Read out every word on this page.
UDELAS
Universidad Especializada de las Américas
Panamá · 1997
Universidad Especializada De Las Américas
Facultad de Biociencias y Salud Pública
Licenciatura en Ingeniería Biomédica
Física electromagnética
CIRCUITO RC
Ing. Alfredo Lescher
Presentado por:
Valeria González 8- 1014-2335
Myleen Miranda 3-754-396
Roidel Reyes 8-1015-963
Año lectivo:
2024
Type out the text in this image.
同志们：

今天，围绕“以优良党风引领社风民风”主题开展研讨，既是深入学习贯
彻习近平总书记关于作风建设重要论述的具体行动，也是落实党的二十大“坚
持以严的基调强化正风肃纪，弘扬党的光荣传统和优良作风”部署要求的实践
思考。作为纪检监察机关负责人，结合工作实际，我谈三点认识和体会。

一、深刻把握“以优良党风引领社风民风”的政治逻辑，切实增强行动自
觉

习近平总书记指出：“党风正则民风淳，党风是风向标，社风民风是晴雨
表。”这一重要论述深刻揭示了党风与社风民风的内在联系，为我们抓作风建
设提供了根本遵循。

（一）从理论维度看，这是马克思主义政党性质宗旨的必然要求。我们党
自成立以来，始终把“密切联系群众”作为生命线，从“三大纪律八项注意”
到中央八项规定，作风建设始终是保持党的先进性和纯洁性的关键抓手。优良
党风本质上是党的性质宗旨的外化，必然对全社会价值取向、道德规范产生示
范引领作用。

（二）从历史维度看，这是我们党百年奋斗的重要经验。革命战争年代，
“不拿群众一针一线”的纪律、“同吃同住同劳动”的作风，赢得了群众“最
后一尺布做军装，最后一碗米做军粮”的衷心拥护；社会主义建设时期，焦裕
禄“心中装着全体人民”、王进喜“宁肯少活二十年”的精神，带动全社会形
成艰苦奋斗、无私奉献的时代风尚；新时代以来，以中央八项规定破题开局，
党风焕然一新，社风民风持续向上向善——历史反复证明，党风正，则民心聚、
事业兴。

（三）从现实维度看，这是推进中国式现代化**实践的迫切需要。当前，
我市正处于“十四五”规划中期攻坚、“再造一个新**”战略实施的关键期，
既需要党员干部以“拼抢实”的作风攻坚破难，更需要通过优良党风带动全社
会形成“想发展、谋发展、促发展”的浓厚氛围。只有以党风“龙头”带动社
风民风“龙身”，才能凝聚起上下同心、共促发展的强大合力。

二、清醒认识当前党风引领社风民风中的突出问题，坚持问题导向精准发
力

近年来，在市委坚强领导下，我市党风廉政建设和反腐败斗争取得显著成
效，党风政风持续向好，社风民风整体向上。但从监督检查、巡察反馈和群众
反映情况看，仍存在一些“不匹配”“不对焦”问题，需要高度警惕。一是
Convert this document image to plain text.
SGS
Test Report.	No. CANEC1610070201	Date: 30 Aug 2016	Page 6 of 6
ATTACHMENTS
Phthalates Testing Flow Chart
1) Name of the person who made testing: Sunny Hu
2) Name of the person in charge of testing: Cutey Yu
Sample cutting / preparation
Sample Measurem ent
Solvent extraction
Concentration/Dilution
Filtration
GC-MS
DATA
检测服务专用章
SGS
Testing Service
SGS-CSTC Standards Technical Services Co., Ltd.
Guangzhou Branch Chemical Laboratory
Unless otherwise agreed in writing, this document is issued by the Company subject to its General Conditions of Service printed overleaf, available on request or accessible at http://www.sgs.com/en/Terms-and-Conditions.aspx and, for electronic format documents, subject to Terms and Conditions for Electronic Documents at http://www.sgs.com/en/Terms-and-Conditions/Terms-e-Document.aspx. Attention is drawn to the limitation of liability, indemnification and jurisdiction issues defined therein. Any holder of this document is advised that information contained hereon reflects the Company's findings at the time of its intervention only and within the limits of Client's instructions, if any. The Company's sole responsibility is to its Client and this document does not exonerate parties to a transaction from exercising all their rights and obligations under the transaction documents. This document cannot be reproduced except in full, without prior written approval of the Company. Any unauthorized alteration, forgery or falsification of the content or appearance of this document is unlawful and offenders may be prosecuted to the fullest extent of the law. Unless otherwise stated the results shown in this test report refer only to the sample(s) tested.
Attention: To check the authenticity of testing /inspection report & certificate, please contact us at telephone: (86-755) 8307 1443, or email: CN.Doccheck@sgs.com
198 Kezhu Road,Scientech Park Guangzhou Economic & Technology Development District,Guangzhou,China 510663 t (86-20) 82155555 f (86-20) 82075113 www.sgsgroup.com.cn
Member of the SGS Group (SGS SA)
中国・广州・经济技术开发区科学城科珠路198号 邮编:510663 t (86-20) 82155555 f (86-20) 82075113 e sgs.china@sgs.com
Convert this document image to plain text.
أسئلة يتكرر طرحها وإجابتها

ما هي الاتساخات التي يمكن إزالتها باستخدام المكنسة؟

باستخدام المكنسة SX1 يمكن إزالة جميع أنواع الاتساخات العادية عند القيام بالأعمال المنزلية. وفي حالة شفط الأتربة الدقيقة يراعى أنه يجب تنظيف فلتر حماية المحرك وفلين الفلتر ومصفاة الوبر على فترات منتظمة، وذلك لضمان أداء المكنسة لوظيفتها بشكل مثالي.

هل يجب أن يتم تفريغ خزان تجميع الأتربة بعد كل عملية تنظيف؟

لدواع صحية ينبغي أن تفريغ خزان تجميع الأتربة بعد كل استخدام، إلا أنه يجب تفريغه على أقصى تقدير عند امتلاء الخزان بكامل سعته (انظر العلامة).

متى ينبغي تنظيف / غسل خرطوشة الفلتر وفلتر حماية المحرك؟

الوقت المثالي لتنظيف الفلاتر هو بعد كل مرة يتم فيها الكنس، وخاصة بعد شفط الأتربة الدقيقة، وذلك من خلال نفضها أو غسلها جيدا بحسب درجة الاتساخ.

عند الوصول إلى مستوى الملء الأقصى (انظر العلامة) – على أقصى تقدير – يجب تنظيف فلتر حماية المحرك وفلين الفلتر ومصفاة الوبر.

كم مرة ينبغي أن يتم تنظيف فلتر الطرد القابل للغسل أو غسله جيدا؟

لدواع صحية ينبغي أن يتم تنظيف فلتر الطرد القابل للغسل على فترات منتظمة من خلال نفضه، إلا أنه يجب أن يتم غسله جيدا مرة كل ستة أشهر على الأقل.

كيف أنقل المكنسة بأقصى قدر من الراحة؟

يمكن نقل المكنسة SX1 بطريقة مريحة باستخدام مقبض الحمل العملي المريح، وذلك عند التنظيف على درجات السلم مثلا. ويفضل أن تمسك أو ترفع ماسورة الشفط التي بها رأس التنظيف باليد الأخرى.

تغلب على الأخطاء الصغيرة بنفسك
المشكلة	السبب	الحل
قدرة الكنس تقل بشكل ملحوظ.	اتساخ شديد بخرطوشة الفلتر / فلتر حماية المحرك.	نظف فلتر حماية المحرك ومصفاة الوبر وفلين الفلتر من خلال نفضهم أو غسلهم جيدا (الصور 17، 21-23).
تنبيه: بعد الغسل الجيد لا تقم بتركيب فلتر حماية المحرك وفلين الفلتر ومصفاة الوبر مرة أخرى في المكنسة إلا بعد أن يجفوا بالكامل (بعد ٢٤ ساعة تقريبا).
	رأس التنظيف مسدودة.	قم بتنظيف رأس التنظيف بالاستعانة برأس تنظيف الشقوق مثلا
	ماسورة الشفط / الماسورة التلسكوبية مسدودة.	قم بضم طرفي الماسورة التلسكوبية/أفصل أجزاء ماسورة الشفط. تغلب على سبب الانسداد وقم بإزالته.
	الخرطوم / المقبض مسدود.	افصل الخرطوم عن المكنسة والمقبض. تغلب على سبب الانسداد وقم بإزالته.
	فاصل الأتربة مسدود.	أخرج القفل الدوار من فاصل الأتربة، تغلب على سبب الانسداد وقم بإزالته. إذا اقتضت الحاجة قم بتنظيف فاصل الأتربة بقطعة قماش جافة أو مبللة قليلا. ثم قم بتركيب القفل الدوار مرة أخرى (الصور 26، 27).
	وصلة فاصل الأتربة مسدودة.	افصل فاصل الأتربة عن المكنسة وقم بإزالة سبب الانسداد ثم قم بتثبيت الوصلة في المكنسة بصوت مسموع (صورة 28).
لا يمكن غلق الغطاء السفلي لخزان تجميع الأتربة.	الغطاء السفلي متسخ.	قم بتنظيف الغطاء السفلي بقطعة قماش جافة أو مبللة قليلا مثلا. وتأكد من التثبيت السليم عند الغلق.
+ + + +
Task prompt: Copy all lines from the data that hold the word "مبللة".

Exercise solution:
	فاصل الأتربة مسدود.	أخرج القفل الدوار من فاصل الأتربة، تغلب على سبب الانسداد وقم بإزالته. إذا اقتضت الحاجة قم بتنظيف فاصل الأتربة بقطعة قماش جافة أو مبللة قليلا. ثم قم بتركيب القفل الدوار مرة أخرى (الصور 26، 27).
لا يمكن غلق الغطاء السفلي لخزان تجميع الأتربة.	الغطاء السفلي متسخ.	قم بتنظيف الغطاء السفلي بقطعة قماش جافة أو مبللة قليلا مثلا. وتأكد من التثبيت السليم عند الغلق.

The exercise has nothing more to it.